## What needs to be done
Look below. Copy each line that has "this" in it.

** START OF Data for the task **

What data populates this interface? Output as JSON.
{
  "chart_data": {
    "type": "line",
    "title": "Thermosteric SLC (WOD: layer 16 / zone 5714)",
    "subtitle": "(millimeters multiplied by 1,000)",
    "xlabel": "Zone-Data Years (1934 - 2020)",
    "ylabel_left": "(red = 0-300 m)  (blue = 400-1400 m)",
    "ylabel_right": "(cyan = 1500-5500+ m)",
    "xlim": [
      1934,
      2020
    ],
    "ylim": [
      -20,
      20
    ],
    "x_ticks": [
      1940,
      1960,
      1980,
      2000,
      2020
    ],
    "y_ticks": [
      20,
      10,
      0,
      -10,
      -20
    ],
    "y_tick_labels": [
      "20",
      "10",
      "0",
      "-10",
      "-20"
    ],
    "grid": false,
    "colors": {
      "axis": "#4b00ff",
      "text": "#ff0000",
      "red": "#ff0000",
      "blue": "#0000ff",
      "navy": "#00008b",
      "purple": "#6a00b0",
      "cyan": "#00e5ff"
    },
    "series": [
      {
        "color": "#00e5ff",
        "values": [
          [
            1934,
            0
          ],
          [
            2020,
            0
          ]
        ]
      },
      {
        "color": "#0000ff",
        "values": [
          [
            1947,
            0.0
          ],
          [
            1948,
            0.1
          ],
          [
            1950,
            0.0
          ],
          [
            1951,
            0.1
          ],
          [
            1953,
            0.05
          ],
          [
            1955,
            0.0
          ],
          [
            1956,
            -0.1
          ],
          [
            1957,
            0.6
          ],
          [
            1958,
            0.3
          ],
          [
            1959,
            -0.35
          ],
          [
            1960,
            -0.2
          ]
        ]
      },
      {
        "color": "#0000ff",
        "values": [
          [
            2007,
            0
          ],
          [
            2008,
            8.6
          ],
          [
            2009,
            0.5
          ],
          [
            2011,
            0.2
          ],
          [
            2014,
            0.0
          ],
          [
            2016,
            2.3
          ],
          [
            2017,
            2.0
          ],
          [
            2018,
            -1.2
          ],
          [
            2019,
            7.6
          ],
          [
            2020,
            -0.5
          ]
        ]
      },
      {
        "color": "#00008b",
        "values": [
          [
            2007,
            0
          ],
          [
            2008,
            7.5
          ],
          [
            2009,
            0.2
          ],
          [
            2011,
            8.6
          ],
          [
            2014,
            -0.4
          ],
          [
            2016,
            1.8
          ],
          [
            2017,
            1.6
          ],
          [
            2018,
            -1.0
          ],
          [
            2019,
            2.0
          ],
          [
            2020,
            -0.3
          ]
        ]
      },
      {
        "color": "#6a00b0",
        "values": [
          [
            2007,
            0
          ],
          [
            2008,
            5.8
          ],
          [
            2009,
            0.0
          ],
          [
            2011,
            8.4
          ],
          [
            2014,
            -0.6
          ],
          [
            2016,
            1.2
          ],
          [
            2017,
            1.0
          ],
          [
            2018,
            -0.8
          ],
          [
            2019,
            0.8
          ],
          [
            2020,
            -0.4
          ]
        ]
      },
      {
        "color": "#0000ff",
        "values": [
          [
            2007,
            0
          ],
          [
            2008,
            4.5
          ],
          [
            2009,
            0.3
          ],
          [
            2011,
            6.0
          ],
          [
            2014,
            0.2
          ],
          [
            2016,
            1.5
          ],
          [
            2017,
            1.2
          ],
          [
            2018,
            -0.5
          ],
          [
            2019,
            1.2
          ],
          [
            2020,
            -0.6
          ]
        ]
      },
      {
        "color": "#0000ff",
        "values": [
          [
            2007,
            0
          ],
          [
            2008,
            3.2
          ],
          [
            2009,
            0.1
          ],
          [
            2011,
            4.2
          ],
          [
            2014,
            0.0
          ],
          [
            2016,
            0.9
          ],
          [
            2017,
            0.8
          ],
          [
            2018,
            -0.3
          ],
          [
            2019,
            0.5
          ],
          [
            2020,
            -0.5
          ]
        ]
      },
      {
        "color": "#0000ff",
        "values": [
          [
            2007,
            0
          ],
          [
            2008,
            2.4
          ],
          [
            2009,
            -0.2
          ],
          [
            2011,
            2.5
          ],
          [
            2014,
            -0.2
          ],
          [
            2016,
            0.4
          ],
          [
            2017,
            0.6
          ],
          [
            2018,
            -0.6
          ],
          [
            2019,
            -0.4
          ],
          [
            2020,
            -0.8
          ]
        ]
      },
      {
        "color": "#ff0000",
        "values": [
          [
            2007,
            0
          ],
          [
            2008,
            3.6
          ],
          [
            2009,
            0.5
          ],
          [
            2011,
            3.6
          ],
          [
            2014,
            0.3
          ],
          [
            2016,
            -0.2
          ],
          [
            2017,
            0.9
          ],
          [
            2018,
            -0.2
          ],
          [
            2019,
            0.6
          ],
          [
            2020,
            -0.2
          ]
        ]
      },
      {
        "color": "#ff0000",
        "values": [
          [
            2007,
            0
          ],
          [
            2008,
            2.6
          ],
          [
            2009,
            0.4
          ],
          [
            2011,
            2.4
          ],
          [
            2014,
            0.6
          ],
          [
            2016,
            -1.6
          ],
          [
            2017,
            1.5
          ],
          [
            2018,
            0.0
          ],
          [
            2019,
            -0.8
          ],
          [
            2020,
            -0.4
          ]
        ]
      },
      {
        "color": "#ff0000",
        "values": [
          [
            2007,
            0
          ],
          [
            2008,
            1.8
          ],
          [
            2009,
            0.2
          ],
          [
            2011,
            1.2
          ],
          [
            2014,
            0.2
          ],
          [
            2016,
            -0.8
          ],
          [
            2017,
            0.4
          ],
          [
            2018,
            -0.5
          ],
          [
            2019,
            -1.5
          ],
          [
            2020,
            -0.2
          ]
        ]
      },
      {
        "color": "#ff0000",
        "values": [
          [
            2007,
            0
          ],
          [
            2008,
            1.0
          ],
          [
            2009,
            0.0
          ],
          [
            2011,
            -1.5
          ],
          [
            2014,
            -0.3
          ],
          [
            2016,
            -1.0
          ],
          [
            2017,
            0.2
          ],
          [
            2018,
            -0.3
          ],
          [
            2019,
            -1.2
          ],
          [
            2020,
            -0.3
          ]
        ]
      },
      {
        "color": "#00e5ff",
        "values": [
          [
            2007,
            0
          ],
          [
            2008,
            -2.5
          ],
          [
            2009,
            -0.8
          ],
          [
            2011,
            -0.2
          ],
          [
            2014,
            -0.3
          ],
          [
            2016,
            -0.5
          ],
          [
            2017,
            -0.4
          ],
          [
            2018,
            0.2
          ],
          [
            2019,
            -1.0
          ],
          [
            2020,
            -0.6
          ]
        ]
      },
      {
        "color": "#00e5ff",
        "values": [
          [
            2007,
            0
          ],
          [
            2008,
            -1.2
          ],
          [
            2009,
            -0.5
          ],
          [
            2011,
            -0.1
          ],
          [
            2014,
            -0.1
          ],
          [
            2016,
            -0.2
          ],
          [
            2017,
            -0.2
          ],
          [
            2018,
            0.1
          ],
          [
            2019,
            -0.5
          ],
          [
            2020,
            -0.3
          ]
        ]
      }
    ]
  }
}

** END OF Data for the task **
** START OF Data for the task **

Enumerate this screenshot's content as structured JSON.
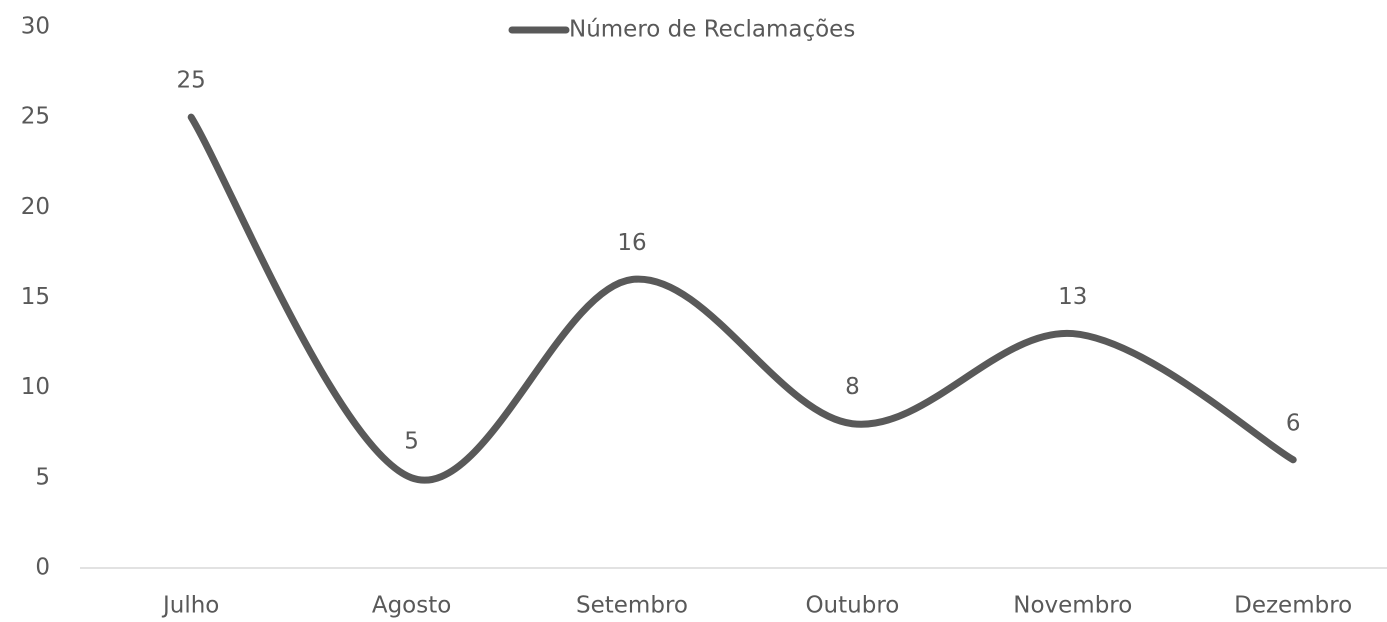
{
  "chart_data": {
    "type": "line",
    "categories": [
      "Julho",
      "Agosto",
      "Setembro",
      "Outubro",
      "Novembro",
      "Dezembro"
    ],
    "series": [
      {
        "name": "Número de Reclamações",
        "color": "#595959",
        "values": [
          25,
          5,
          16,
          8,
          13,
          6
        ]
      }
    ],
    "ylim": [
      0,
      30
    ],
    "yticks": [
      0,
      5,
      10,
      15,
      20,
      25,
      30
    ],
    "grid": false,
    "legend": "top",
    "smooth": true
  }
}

** END OF Data for the task **

## Correct result
What data populates this interface? Output as JSON.
Enumerate this screenshot's content as structured JSON.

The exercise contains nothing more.